(Figure record listings)
══════════
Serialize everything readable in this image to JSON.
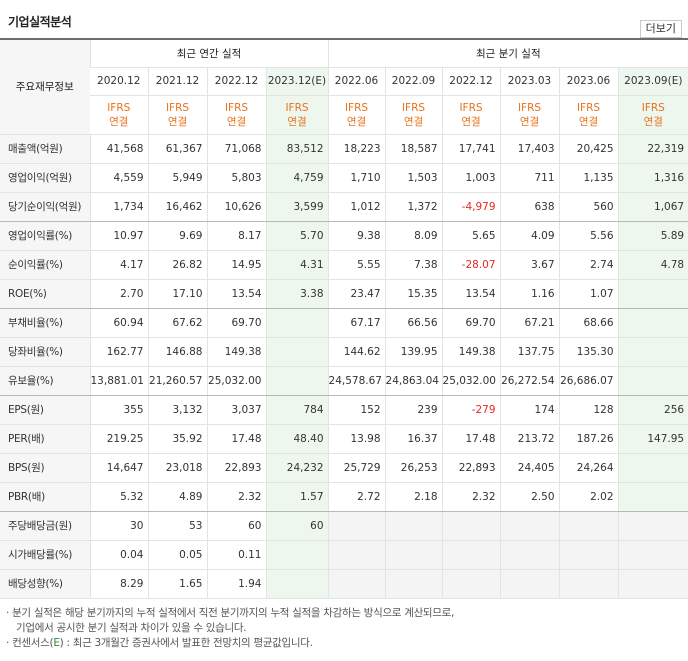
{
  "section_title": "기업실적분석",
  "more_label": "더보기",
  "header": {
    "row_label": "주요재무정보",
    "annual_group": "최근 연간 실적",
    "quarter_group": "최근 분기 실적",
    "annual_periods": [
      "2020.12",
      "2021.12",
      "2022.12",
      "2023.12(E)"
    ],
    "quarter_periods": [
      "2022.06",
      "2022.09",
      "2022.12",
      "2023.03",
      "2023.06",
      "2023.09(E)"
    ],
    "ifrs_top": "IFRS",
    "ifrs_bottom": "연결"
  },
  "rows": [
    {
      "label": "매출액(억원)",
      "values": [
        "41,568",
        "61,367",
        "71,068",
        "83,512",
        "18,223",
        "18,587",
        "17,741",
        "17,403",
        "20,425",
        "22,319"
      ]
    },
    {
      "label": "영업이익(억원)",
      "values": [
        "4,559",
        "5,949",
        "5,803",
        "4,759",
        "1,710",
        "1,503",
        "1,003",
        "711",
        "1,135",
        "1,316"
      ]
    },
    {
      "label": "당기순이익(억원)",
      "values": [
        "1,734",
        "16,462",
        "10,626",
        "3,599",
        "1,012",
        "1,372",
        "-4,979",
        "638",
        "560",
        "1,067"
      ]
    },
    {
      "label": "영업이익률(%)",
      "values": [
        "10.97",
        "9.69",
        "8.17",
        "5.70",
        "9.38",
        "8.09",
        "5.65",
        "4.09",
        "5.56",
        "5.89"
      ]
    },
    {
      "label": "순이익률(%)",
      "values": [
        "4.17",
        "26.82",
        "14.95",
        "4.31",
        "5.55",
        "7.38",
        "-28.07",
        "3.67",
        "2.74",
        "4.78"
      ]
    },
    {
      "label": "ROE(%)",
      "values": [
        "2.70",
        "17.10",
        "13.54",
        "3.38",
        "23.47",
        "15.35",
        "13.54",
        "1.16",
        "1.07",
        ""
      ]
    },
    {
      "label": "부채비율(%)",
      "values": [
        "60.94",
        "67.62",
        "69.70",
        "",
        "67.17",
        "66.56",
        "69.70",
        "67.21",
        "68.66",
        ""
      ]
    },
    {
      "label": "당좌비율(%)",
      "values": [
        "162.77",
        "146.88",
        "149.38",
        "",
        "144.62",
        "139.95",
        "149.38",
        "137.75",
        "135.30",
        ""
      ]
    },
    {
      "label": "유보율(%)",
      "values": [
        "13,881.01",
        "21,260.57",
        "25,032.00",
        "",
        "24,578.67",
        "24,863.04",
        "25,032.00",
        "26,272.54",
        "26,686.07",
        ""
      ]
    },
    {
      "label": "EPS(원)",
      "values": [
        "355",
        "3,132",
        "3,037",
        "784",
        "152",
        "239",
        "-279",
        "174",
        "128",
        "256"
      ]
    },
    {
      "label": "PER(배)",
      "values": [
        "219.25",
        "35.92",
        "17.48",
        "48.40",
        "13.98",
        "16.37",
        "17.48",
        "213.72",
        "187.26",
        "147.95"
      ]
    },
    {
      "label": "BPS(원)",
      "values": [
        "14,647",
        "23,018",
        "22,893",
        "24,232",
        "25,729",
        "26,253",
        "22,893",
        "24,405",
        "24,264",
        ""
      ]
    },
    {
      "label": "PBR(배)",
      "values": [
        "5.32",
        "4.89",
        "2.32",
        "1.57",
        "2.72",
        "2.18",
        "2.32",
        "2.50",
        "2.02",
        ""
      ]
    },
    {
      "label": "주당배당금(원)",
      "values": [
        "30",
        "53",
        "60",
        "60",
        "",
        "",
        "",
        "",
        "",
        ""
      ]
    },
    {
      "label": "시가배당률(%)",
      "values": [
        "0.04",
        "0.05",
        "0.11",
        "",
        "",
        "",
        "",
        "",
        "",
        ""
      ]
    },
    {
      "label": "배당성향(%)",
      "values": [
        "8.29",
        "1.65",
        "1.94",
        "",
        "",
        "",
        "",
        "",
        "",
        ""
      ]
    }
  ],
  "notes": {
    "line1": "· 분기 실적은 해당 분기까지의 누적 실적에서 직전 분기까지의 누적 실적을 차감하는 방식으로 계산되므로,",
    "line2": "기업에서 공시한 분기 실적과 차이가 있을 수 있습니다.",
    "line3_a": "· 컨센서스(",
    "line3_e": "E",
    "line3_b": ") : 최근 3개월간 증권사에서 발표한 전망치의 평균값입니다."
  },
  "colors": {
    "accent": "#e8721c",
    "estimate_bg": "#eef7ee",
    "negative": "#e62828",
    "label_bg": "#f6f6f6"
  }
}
══════════
# [Exercise directions]
Pictures don't belong in the copy. Restate all the entries exactly.

# [Response to the exercise]
Serialize everything readable in this image to JSON.
{
  "section_title": "기업실적분석",
  "more_label": "더보기",
  "header": {
    "row_label": "주요재무정보",
    "annual_group": "최근 연간 실적",
    "quarter_group": "최근 분기 실적",
    "annual_periods": [
      "2020.12",
      "2021.12",
      "2022.12",
      "2023.12(E)"
    ],
    "quarter_periods": [
      "2022.06",
      "2022.09",
      "2022.12",
      "2023.03",
      "2023.06",
      "2023.09(E)"
    ],
    "ifrs_top": "IFRS",
    "ifrs_bottom": "연결"
  },
  "rows": [
    {
      "label": "매출액(억원)",
      "values": [
        "41,568",
        "61,367",
        "71,068",
        "83,512",
        "18,223",
        "18,587",
        "17,741",
        "17,403",
        "20,425",
        "22,319"
      ]
    },
    {
      "label": "영업이익(억원)",
      "values": [
        "4,559",
        "5,949",
        "5,803",
        "4,759",
        "1,710",
        "1,503",
        "1,003",
        "711",
        "1,135",
        "1,316"
      ]
    },
    {
      "label": "당기순이익(억원)",
      "values": [
        "1,734",
        "16,462",
        "10,626",
        "3,599",
        "1,012",
        "1,372",
        "-4,979",
        "638",
        "560",
        "1,067"
      ]
    },
    {
      "label": "영업이익률(%)",
      "values": [
        "10.97",
        "9.69",
        "8.17",
        "5.70",
        "9.38",
        "8.09",
        "5.65",
        "4.09",
        "5.56",
        "5.89"
      ]
    },
    {
      "label": "순이익률(%)",
      "values": [
        "4.17",
        "26.82",
        "14.95",
        "4.31",
        "5.55",
        "7.38",
        "-28.07",
        "3.67",
        "2.74",
        "4.78"
      ]
    },
    {
      "label": "ROE(%)",
      "values": [
        "2.70",
        "17.10",
        "13.54",
        "3.38",
        "23.47",
        "15.35",
        "13.54",
        "1.16",
        "1.07",
        ""
      ]
    },
    {
      "label": "부채비율(%)",
      "values": [
        "60.94",
        "67.62",
        "69.70",
        "",
        "67.17",
        "66.56",
        "69.70",
        "67.21",
        "68.66",
        ""
      ]
    },
    {
      "label": "당좌비율(%)",
      "values": [
        "162.77",
        "146.88",
        "149.38",
        "",
        "144.62",
        "139.95",
        "149.38",
        "137.75",
        "135.30",
        ""
      ]
    },
    {
      "label": "유보율(%)",
      "values": [
        "13,881.01",
        "21,260.57",
        "25,032.00",
        "",
        "24,578.67",
        "24,863.04",
        "25,032.00",
        "26,272.54",
        "26,686.07",
        ""
      ]
    },
    {
      "label": "EPS(원)",
      "values": [
        "355",
        "3,132",
        "3,037",
        "784",
        "152",
        "239",
        "-279",
        "174",
        "128",
        "256"
      ]
    },
    {
      "label": "PER(배)",
      "values": [
        "219.25",
        "35.92",
        "17.48",
        "48.40",
        "13.98",
        "16.37",
        "17.48",
        "213.72",
        "187.26",
        "147.95"
      ]
    },
    {
      "label": "BPS(원)",
      "values": [
        "14,647",
        "23,018",
        "22,893",
        "24,232",
        "25,729",
        "26,253",
        "22,893",
        "24,405",
        "24,264",
        ""
      ]
    },
    {
      "label": "PBR(배)",
      "values": [
        "5.32",
        "4.89",
        "2.32",
        "1.57",
        "2.72",
        "2.18",
        "2.32",
        "2.50",
        "2.02",
        ""
      ]
    },
    {
      "label": "주당배당금(원)",
      "values": [
        "30",
        "53",
        "60",
        "60",
        "",
        "",
        "",
        "",
        "",
        ""
      ]
    },
    {
      "label": "시가배당률(%)",
      "values": [
        "0.04",
        "0.05",
        "0.11",
        "",
        "",
        "",
        "",
        "",
        "",
        ""
      ]
    },
    {
      "label": "배당성향(%)",
      "values": [
        "8.29",
        "1.65",
        "1.94",
        "",
        "",
        "",
        "",
        "",
        "",
        ""
      ]
    }
  ],
  "notes": {
    "line1": "· 분기 실적은 해당 분기까지의 누적 실적에서 직전 분기까지의 누적 실적을 차감하는 방식으로 계산되므로,",
    "line2": "기업에서 공시한 분기 실적과 차이가 있을 수 있습니다.",
    "line3_a": "· 컨센서스(",
    "line3_e": "E",
    "line3_b": ") : 최근 3개월간 증권사에서 발표한 전망치의 평균값입니다."
  },
  "colors": {
    "accent": "#e8721c",
    "estimate_bg": "#eef7ee",
    "negative": "#e62828",
    "label_bg": "#f6f6f6"
  }
}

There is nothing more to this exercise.